▶ [TEXT SECTION]
>>

Frequently Asked Questions

When will retatrutide be available?

The earliest realistic timeline for FDA approval is late 2027 or 2028, assuming the remaining Phase 3 trials are positive and Eli Lilly files promptly. Seven more TRIUMPH trials are expected to report by end of 2026.

Is retatrutide better than tirzepatide?

Based on cross-trial comparisons, retatrutide appears significantly more effective — 28.7% vs. 22.5% weight loss in their respective Phase 3 trials. However, there's no direct head-to-head comparison yet. Retatrutide also has a less established safety profile and a new dysesthesia signal.

What is dysesthesia?

Dysesthesia is an abnormal sensation — tingling, burning, or unusual perception of touch. It was reported in up to 20.9% of patients on the highest dose in TRIUMPH-4, compared to 0.7% on placebo. It's a new signal not seen in Phase 2 and is being closely monitored.

Can I buy retatrutide now?

Retatrutide is not FDA-approved and cannot be prescribed. Research peptide vendors sell it labeled 'for research use only,' but this carries significant risk — no quality assurance, no medical oversight, uncertain purity. We strongly advise against this and recommend waiting for the approved version.

<<

Document understanding data:
>>

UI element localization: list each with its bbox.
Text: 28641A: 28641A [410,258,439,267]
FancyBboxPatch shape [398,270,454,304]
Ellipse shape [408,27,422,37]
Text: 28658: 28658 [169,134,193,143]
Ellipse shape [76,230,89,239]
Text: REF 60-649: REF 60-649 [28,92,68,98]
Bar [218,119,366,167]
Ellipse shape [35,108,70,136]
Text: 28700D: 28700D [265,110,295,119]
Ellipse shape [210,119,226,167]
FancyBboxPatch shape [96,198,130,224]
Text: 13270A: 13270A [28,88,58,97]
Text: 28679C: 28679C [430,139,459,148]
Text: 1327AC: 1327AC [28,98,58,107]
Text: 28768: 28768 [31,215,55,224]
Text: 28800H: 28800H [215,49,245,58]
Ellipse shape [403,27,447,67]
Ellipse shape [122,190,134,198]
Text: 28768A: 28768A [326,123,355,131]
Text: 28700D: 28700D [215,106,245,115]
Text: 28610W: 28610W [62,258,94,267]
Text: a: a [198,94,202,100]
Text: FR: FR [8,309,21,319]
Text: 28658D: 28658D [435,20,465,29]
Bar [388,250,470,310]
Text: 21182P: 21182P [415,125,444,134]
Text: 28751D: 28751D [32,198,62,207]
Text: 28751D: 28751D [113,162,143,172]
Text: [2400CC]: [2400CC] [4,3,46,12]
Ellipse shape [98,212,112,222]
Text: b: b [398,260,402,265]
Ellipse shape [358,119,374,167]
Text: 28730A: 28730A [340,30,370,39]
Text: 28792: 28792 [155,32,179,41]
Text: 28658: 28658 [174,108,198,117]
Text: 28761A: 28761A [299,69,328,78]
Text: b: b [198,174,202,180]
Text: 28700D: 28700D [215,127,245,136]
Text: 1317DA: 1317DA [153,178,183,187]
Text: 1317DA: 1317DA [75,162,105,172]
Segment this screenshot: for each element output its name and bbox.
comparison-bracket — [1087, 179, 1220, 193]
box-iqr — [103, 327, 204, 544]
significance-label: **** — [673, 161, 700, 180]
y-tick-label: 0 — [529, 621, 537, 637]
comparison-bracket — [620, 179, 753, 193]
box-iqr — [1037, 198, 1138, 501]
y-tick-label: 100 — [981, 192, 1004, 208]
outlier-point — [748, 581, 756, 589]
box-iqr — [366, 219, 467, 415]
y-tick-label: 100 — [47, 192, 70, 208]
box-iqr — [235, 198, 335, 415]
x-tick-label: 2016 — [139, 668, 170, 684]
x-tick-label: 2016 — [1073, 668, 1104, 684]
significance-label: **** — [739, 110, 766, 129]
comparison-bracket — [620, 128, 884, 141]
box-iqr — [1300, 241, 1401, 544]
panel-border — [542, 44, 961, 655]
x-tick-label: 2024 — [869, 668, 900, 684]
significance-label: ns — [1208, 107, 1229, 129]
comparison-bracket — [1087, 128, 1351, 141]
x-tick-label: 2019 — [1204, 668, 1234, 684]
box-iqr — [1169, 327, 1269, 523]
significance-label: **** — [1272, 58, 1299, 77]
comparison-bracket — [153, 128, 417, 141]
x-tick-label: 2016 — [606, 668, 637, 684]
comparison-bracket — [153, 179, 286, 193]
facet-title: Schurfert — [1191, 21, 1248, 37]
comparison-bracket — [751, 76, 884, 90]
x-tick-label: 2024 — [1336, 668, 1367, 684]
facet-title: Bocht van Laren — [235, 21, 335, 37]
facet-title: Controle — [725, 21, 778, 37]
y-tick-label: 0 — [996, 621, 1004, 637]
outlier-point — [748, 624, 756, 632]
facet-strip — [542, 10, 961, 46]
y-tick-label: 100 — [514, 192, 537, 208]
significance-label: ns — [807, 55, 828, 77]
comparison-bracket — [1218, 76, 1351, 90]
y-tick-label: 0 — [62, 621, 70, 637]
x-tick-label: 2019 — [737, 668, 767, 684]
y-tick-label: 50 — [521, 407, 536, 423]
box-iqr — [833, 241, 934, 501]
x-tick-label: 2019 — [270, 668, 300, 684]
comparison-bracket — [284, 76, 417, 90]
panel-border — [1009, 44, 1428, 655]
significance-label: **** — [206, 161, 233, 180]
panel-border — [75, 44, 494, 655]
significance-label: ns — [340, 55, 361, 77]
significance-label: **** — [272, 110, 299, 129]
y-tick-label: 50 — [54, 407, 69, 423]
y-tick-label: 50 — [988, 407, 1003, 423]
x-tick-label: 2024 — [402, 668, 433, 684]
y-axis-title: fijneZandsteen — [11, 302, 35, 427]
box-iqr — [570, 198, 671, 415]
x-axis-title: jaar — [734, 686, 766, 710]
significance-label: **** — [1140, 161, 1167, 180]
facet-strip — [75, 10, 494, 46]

<<

▶ [TASK ITEM A] According to the retatrutide FAQ, how many more TRIUMPH trials are expected to report by the end of 2026?
▶ [TASK ITEM B] Rewrite the part of the retatrutide FAQ that opens with the words containing "When will retatrutide" and closes with "end of 2026.", replacing "Eli Lilly" with "the manufacturer".

▶ [TASK OUTPUT A] Seven

▶ [TASK OUTPUT B]
When will retatrutide be available?

The earliest realistic timeline for FDA approval is late 2027 or 2028, assuming the remaining Phase 3 trials are positive and the manufacturer files promptly. Seven more TRIUMPH trials are expected to report by end of 2026.